■ WORK TO BE COMPLETED
Every line that includes the word "your" is to be listed.

■ Data entries
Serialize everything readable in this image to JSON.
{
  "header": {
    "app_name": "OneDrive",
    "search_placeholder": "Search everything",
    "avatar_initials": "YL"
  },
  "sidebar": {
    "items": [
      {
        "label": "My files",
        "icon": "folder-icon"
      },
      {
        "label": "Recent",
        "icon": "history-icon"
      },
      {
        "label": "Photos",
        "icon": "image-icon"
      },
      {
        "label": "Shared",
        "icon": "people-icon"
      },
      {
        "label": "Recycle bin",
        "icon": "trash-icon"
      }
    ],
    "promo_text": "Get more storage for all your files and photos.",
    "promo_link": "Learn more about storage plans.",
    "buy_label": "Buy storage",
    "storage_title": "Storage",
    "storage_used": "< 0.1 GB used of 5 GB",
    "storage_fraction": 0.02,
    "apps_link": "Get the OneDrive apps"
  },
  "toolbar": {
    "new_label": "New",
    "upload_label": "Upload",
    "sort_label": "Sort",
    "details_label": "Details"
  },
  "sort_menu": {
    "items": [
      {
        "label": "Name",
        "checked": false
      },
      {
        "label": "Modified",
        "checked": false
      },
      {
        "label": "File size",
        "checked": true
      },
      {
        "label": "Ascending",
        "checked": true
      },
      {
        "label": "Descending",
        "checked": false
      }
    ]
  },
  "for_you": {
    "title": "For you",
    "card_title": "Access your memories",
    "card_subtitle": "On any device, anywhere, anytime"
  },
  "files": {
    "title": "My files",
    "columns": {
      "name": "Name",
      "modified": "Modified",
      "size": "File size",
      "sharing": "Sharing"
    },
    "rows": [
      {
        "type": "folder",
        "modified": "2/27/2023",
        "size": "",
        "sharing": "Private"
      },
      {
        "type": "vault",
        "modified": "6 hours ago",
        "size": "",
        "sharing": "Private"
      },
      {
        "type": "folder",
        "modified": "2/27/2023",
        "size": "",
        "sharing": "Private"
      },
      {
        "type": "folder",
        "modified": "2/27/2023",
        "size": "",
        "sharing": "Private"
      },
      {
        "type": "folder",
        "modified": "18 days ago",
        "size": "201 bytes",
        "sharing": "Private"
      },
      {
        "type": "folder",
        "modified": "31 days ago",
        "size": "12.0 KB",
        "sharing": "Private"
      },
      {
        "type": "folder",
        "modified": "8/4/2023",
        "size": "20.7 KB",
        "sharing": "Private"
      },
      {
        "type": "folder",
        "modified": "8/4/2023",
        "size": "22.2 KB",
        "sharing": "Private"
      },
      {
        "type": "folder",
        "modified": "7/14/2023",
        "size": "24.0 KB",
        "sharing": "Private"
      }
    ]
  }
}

■ TASK ANSWER
    "promo_text": "Get more storage for all your files and photos.",
    "card_title": "Access your memories",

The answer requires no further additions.